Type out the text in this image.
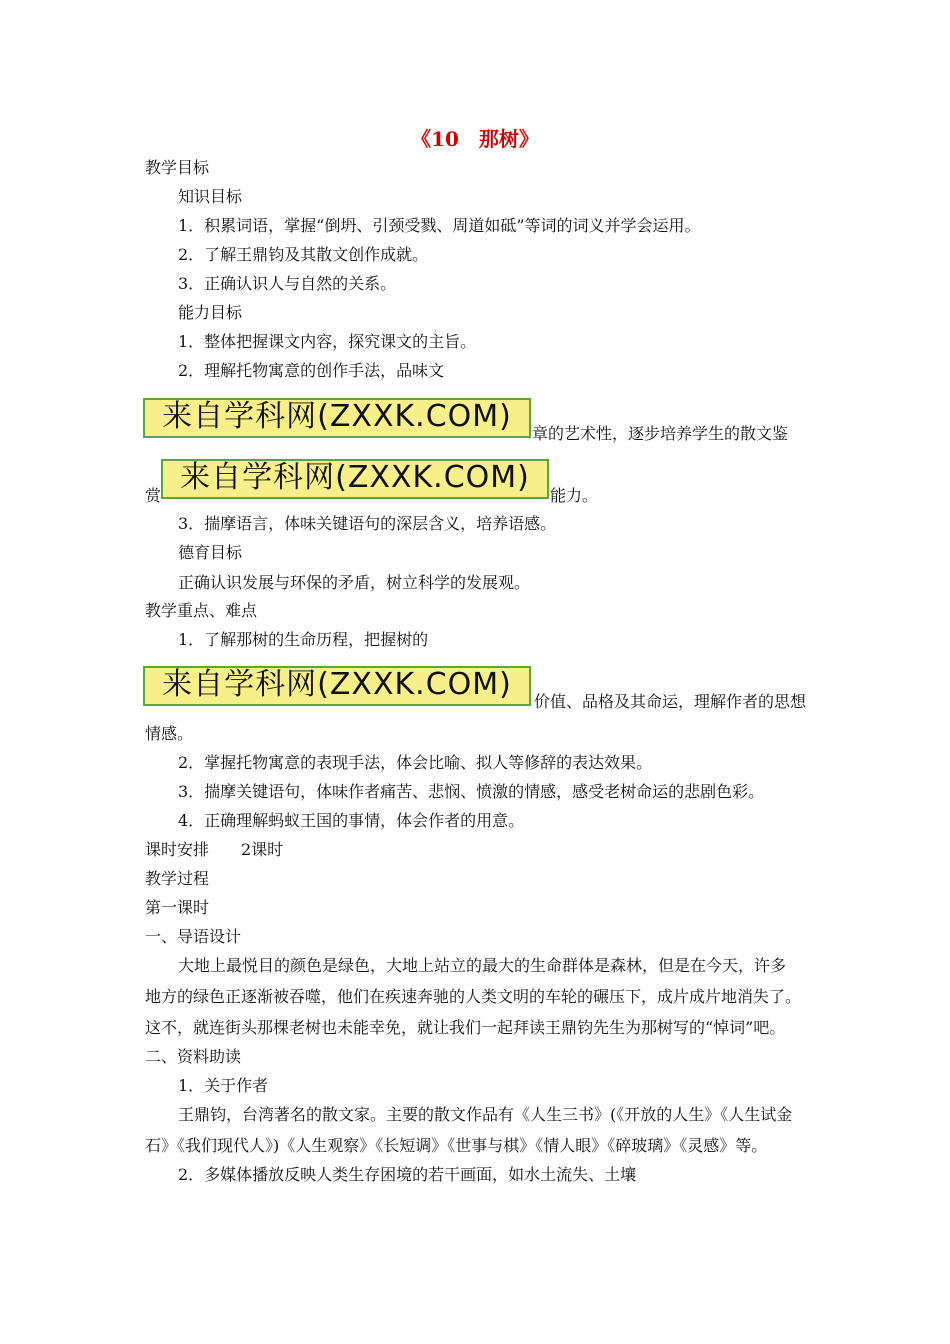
《10　那树》
教学目标
知识目标
1．积累词语，掌握“倒坍、引颈受戮、周道如砥”等词的词义并学会运用。
2．了解王鼎钧及其散文创作成就。
3．正确认识人与自然的关系。
能力目标
1．整体把握课文内容，探究课文的主旨。
2．理解托物寓意的创作手法，品味文
来自学科网(ZXXK.COM)	章的艺术性，逐步培养学生的散文鉴
赏
来自学科网(ZXXK.COM)
能力。
3．揣摩语言，体味关键语句的深层含义，培养语感。
德育目标
正确认识发展与环保的矛盾，树立科学的发展观。
教学重点、难点
1．了解那树的生命历程，把握树的
来自学科网(ZXXK.COM)	价值、品格及其命运，理解作者的思想
情感。
2．掌握托物寓意的表现手法，体会比喻、拟人等修辞的表达效果。
3．揣摩关键语句，体味作者痛苦、悲悯、愤激的情感，感受老树命运的悲剧色彩。
4．正确理解蚂蚁王国的事情，体会作者的用意。
课时安排　　2课时
教学过程
第一课时
一、导语设计
大地上最悦目的颜色是绿色，大地上站立的最大的生命群体是森林，但是在今天，许多
地方的绿色正逐渐被吞噬，他们在疾速奔驰的人类文明的车轮的碾压下，成片成片地消失了。
这不，就连街头那棵老树也未能幸免，就让我们一起拜读王鼎钧先生为那树写的“悼词”吧。
二、资料助读
1．关于作者
王鼎钧，台湾著名的散文家。主要的散文作品有《人生三书》(《开放的人生》《人生试金
石》《我们现代人》)《人生观察》《长短调》《世事与棋》《情人眼》《碎玻璃》《灵感》等。
2．多媒体播放反映人类生存困境的若干画面，如水土流失、土壤
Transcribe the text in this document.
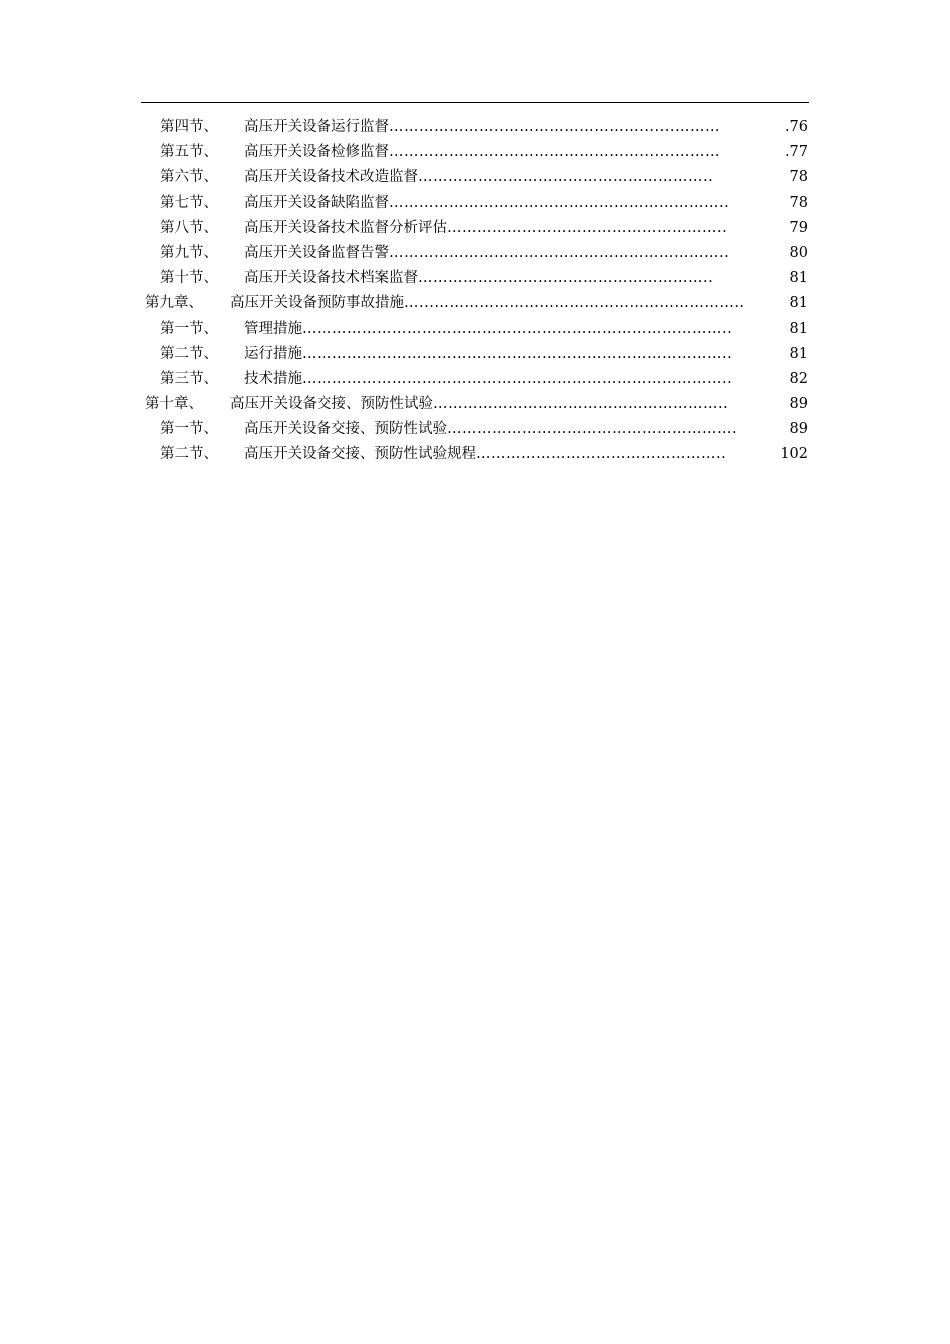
第四节、 高压开关设备运行监督 …………………..……………………….......………	.76
第五节、 高压开关设备检修监督 …………………..……………………….......………	.77
第六节、 高压开关设备技术改造监督 …………………………………………………..	78
第七节、 高压开关设备缺陷监督 …………………………………………………………..	78
第八节、 高压开关设备技术监督分析评估 ………………………………………………..	79
第九节、 高压开关设备监督告警 …………………………………………………………..	80
第十节、 高压开关设备技术档案监督 …………………………………………………..	81
第九章、 高压开关设备预防事故措施 …...……………………………………………………..	81
第一节、 管理措施 …………………………………………………………………………..	81
第二节、 运行措施 …………………………………………………………………………..	81
第三节、 技术措施 …………………………………………………………………………..	82
第十章、 高压开关设备交接、预防性试验 …………………………………………………..	89
第一节、 高压开关设备交接、预防性试验 ………………………………………………….	89
第二节、 高压开关设备交接、预防性试验规程 …………………………………………..	102
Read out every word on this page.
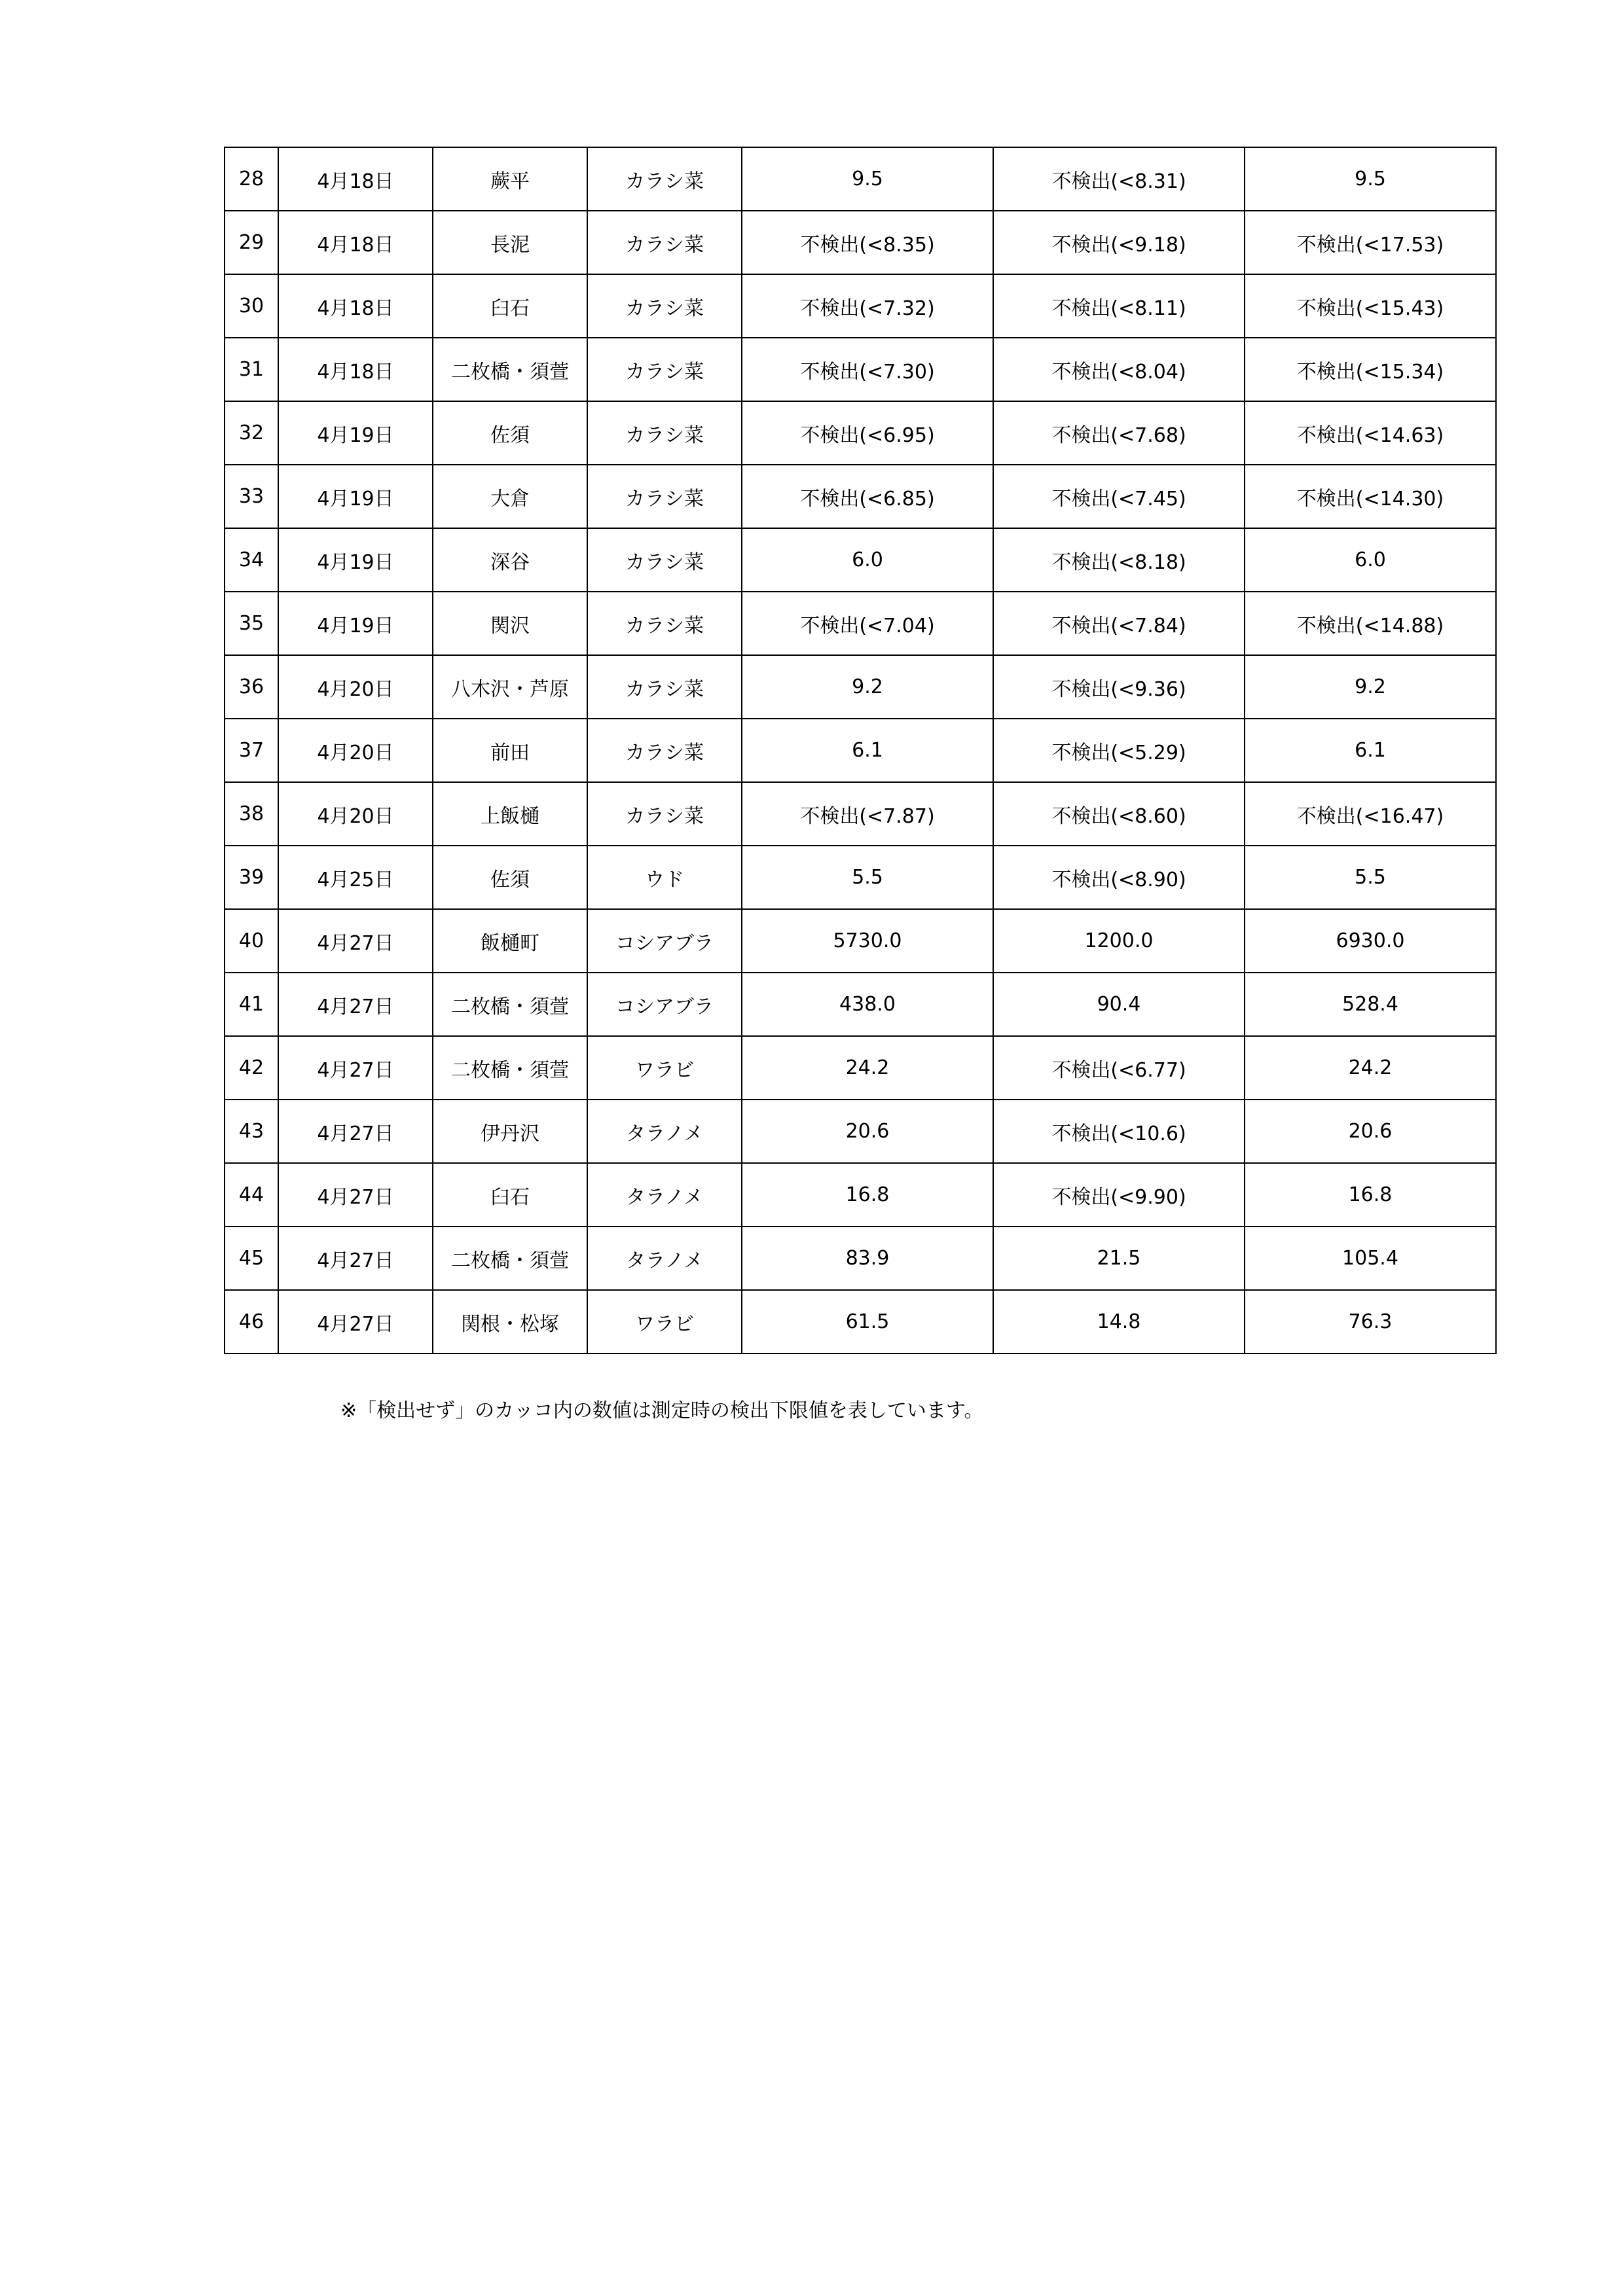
28	4月18日	蕨平	カラシ菜	9.5	不検出(<8.31)	9.5
29	4月18日	長泥	カラシ菜	不検出(<8.35)	不検出(<9.18)	不検出(<17.53)
30	4月18日	臼石	カラシ菜	不検出(<7.32)	不検出(<8.11)	不検出(<15.43)
31	4月18日	二枚橋・須萱	カラシ菜	不検出(<7.30)	不検出(<8.04)	不検出(<15.34)
32	4月19日	佐須	カラシ菜	不検出(<6.95)	不検出(<7.68)	不検出(<14.63)
33	4月19日	大倉	カラシ菜	不検出(<6.85)	不検出(<7.45)	不検出(<14.30)
34	4月19日	深谷	カラシ菜	6.0	不検出(<8.18)	6.0
35	4月19日	関沢	カラシ菜	不検出(<7.04)	不検出(<7.84)	不検出(<14.88)
36	4月20日	八木沢・芦原	カラシ菜	9.2	不検出(<9.36)	9.2
37	4月20日	前田	カラシ菜	6.1	不検出(<5.29)	6.1
38	4月20日	上飯樋	カラシ菜	不検出(<7.87)	不検出(<8.60)	不検出(<16.47)
39	4月25日	佐須	ウド	5.5	不検出(<8.90)	5.5
40	4月27日	飯樋町	コシアブラ	5730.0	1200.0	6930.0
41	4月27日	二枚橋・須萱	コシアブラ	438.0	90.4	528.4
42	4月27日	二枚橋・須萱	ワラビ	24.2	不検出(<6.77)	24.2
43	4月27日	伊丹沢	タラノメ	20.6	不検出(<10.6)	20.6
44	4月27日	臼石	タラノメ	16.8	不検出(<9.90)	16.8
45	4月27日	二枚橋・須萱	タラノメ	83.9	21.5	105.4
46	4月27日	関根・松塚	ワラビ	61.5	14.8	76.3
※「検出せず」のカッコ内の数値は測定時の検出下限値を表しています。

(WORK REQUIRED)
Above are the records; copy every line in them that holds the word "ZXXK".

(RESPONSE TO THE TASK)
来自学科网(ZXXK.COM)	章的艺术性，逐步培养学生的散文鉴
来自学科网(ZXXK.COM)
来自学科网(ZXXK.COM)	价值、品格及其命运，理解作者的思想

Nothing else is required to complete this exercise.